▶ Required actions
(1) In the passage about poetry, what comparison does the writer use to describe how poorly the form of poetry fits them?
(2) Please carry the passage about poetry forward, beginning right after its final sentence.

▶ Exercise text
Audre Lorde, Meridel Lesueur, and Adrienne Rich after leading a writing workshop, Austin, TX, 1980. (K. Kendall/Flickr, July 15, 2007). Released to the public domain via CC-SA-2.0.

Among the literary arts, poetry is somewhere between okay and blech for me. At least most of the time. That doesn’t mean I hate all poetry or all poets. I fully appreciate the rhyme and meter (and lack thereof) of so many, from James Weldon Johnson and Archibald MacLeish to Phillis Wheatley and Langston Hughes. I love the emotional layering in the choice of the words, and in more modern times, the delivering of such words, with The Last Poets, with Gil Scott-Heron, and of course, Maya Angelou. Rap legends like Tupac, Nas, Eminem, Public Enemy have lyrics that are essentially spoken-word poetry put to bass, beats, and music loops. Heck, I’ve even enjoyed W. E. B. DuBois’ forays in the art in my scholarly research (when I more regularly did it) over the years.

But as a writer of prose (and often, long-winded prose), I also find the form of poetry ill-fitting. For me, it’s like being a home-run hitter in baseball playing hard-court tennis. It’s not that I can’t hit a baseline winner or an ace. But for every one of those, I could easily hit four tennis balls in a row out of the court, and literally onto the roof of a house half a block away. I prefer the ability to lay out my thoughts and explain them in full sentences, without worrying over every single word and the rhythm that a sequence of carefully chosen words may or may not bring.

▶ Data
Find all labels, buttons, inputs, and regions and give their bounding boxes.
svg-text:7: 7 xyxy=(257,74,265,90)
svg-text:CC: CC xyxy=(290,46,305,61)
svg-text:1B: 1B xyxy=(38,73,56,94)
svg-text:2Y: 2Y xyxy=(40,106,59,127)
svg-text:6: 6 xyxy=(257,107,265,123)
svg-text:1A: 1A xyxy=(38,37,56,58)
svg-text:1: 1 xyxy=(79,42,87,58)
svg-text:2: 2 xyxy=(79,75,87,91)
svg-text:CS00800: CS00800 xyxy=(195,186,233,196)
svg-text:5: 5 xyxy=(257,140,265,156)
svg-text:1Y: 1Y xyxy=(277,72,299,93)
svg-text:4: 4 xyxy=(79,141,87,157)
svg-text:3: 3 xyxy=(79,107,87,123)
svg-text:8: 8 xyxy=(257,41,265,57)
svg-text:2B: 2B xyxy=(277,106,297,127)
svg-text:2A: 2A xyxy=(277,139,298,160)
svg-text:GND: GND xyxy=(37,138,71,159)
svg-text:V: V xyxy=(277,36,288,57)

▶ Activity answers
(1) It's like being a home-run hitter in baseball playing hard-court tennis.

(2)
I barely read any poetry during my Humanities years, unless my English classes forced me to. Emily Dickinson, Edgar Allan Poe, John Keats, Alexander Pope, all for 10th grade English, and with the exception of Pope’s “The Rape of the Lock,” not particularly entertaining. I was convinced after high school in ’87 that I’d never read poetry again.

What brought on a new interest in poetry came from my sophomore year at Pitt. I had to take a General Writing class in Fall 1988. I had to because if I wanted to take upper-level History classes as a History major, this general education requirement needed to be knocked off.  But I had an enthusiastic graduate student as my instructor. When I say enthusiastic, I mean someone who knew their students wouldn’t be, but whose passion for teaching and literature of all kinds made the class and the readings more interesting. She told me early on, after reading one of my first essays, that I should’ve been able to pass out of General Writing through the diagnostic tests Pitt gave my freshman year. “I wasn’t exactly awake when I took it last year,” I said in response.

Ways of Reading anthology book (2nd edition), used in 1988. (http://ebay.ca).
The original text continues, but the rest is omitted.